Given problem: Pull every line of the entries that has the word "JSON".

Data provided:
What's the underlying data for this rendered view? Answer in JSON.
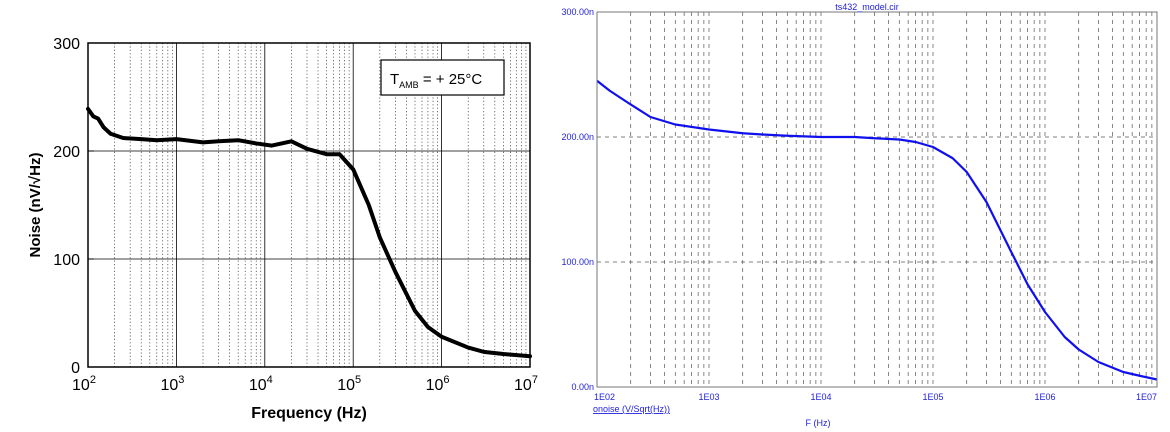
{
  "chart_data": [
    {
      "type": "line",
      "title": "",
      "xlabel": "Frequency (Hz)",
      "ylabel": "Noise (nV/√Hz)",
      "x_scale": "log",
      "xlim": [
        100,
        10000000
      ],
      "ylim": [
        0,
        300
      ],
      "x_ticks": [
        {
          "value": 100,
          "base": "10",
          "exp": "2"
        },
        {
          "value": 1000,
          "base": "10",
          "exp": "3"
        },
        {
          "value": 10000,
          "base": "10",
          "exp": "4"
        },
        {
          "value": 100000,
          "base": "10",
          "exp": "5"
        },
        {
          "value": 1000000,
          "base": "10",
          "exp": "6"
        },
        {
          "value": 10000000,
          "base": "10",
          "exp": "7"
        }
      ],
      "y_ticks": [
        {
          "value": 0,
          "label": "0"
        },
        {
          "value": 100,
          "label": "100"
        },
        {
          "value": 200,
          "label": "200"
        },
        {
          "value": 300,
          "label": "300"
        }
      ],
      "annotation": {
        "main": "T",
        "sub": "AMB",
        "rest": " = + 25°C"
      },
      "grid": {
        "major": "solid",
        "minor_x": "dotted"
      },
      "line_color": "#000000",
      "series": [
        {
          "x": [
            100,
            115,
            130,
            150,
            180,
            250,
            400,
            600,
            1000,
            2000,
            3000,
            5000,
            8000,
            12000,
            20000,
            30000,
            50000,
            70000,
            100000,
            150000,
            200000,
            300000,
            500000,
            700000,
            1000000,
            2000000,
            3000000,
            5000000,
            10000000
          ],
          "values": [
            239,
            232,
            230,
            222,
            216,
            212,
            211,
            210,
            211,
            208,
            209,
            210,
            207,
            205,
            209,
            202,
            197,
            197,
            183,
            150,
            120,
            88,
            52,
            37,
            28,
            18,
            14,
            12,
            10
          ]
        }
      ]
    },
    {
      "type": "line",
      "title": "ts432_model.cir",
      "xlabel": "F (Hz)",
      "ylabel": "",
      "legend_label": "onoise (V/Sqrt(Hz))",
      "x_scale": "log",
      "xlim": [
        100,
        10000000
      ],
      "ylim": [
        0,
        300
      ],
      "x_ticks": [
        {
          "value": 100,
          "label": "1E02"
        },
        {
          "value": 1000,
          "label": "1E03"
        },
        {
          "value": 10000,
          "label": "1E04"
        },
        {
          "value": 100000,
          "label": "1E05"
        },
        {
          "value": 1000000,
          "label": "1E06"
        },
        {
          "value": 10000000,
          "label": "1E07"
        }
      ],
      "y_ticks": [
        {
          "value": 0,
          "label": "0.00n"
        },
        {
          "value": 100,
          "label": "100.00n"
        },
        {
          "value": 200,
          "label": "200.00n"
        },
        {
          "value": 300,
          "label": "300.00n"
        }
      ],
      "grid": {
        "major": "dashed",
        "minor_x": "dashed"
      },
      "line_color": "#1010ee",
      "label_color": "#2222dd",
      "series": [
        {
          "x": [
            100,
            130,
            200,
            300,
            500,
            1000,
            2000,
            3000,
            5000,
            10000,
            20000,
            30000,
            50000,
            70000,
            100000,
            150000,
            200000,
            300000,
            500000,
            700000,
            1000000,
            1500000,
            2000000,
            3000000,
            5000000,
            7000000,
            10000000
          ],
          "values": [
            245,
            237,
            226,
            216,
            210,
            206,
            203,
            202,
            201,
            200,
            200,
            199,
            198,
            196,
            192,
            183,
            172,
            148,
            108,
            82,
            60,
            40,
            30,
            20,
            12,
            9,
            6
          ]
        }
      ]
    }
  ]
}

---

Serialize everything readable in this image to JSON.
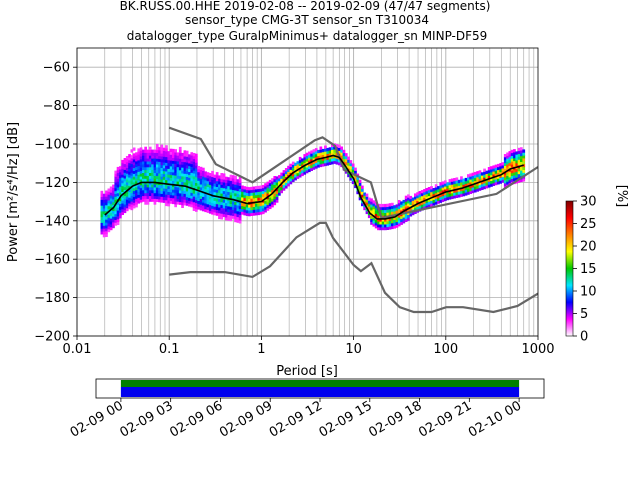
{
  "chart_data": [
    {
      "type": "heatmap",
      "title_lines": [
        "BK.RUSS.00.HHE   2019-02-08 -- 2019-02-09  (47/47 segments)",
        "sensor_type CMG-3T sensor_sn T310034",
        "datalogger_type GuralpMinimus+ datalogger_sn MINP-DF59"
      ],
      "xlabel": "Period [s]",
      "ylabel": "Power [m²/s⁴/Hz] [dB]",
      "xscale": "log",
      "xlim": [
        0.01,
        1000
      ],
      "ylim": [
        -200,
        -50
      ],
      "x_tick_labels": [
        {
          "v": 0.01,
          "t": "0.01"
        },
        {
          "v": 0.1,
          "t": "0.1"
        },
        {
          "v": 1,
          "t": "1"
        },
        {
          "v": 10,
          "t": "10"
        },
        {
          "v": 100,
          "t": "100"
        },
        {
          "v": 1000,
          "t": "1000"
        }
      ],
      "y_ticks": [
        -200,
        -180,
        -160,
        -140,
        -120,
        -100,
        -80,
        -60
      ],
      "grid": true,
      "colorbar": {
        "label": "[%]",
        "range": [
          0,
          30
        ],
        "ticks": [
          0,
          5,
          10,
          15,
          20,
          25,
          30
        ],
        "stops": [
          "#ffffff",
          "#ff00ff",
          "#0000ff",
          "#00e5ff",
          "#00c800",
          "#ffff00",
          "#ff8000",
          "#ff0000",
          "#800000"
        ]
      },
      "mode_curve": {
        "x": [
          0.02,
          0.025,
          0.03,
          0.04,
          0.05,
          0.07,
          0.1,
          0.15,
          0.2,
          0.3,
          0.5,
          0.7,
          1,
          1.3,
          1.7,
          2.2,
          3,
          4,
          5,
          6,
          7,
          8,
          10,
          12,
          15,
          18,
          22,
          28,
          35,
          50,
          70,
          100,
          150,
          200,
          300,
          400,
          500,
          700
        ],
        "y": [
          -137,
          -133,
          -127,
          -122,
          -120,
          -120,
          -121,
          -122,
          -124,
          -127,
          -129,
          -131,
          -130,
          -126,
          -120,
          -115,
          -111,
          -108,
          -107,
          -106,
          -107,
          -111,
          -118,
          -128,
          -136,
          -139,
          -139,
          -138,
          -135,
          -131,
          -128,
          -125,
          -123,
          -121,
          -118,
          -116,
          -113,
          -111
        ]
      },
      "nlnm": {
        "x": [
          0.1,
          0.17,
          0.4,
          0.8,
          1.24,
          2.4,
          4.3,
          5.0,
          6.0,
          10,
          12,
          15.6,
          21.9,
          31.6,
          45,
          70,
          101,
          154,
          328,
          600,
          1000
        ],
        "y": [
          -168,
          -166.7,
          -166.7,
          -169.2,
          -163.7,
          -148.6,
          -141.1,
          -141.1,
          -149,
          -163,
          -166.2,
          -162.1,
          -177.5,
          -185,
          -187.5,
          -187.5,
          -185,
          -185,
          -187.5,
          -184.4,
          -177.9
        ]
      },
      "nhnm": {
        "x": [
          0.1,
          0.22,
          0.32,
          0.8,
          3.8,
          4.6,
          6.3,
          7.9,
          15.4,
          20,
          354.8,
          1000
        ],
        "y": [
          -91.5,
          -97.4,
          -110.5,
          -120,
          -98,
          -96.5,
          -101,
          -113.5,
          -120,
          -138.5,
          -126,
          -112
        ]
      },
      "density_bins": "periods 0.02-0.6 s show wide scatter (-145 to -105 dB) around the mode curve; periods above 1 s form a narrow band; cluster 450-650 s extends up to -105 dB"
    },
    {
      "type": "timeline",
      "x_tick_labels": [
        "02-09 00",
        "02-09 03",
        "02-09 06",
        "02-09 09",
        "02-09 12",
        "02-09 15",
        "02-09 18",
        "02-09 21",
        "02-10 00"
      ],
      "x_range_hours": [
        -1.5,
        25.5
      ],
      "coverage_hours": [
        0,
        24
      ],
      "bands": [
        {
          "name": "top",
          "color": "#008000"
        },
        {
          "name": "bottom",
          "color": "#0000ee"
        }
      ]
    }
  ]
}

Task answer:
What's the underlying data for this rendered view? Answer in JSON.
Serialize everything readable in this image to JSON.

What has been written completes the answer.